-- begin RECORDED DATA --
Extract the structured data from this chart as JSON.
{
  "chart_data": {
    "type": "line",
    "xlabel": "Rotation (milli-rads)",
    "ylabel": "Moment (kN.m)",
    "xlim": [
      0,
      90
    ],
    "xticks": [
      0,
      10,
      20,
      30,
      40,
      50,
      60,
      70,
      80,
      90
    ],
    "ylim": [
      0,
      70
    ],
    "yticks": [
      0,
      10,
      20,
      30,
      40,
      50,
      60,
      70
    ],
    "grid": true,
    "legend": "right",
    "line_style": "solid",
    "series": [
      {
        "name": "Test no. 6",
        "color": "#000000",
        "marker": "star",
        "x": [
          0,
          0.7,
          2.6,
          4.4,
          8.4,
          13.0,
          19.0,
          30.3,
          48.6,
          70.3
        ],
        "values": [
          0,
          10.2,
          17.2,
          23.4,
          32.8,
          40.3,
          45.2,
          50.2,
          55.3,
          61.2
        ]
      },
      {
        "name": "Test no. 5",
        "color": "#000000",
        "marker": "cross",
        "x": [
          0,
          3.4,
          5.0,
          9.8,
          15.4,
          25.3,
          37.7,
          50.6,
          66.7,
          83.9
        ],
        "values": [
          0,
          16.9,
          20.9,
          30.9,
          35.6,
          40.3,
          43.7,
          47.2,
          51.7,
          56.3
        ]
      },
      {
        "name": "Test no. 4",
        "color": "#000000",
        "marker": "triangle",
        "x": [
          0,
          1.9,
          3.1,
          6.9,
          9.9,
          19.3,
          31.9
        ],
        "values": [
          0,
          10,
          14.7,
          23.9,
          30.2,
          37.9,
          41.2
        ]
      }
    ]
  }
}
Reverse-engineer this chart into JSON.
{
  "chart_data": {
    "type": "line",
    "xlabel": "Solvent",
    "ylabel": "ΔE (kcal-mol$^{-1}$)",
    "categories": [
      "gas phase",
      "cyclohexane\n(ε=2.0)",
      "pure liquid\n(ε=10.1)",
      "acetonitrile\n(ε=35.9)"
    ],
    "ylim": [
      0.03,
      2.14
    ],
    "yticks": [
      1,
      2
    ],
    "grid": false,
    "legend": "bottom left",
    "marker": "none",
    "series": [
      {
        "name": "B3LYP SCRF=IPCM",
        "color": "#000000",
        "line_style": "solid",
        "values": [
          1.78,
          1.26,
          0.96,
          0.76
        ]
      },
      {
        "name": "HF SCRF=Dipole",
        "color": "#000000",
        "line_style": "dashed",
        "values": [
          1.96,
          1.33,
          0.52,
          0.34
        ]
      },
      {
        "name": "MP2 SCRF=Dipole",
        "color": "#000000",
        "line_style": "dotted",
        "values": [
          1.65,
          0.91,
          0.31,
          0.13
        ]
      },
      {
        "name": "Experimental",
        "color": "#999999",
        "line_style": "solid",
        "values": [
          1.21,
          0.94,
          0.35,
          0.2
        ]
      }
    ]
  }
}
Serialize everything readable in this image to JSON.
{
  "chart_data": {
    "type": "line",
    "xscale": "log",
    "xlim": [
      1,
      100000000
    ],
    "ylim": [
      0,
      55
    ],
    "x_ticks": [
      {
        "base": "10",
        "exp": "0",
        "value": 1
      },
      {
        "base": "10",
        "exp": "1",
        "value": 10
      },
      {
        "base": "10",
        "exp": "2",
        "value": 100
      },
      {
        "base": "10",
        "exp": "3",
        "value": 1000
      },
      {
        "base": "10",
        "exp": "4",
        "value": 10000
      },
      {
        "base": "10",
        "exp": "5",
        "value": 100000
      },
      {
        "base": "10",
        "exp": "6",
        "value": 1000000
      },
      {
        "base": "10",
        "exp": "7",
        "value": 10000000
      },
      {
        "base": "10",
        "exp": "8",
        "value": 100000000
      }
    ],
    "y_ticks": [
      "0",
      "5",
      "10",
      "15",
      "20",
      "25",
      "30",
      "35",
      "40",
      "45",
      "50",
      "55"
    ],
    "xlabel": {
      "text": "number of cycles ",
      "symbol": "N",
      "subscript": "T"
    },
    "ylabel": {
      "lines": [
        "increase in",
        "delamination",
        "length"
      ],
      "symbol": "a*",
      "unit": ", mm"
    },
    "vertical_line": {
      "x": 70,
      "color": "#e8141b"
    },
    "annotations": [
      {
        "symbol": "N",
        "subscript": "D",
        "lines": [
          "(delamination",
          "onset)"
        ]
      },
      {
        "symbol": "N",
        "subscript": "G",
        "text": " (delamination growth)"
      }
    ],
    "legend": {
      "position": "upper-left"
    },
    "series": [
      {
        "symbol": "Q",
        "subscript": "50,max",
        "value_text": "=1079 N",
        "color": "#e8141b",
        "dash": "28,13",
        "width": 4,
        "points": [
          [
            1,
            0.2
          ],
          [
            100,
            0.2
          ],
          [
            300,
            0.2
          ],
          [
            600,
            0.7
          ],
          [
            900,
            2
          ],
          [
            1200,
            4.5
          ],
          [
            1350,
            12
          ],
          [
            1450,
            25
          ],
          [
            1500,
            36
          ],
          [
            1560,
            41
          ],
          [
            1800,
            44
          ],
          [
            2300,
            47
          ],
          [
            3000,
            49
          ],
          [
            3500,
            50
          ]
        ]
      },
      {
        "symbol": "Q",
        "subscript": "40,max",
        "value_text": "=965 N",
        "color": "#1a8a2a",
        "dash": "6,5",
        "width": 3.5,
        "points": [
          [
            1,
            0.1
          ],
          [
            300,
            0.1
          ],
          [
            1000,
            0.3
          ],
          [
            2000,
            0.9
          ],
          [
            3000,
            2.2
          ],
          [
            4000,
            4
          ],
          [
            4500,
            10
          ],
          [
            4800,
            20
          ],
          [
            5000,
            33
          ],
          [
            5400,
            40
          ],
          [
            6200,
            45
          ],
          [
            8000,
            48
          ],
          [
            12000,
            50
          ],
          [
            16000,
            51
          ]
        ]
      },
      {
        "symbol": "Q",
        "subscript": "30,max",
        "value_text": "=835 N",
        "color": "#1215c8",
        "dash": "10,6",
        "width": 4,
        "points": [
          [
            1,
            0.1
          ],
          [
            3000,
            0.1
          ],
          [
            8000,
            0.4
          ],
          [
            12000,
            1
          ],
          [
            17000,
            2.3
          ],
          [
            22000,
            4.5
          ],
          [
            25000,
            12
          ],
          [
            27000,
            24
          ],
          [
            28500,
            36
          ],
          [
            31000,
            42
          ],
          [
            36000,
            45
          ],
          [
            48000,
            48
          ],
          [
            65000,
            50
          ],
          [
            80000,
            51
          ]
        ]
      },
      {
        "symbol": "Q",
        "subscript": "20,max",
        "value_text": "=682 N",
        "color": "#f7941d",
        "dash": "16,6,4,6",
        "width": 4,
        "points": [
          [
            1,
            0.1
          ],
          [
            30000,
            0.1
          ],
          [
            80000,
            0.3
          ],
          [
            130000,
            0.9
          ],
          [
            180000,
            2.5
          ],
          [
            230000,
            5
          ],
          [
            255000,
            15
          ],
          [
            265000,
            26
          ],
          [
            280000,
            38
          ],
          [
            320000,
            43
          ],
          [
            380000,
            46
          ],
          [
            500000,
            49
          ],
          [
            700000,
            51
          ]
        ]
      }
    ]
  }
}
-- end RECORDED DATA --
# WHAT YOU WILL DO
Using the records above, copy every line that has the word "JSON" in it.

# ANSWER TO THE PROBLEM
Extract the structured data from this chart as JSON.
Reverse-engineer this chart into JSON.
Serialize everything readable in this image to JSON.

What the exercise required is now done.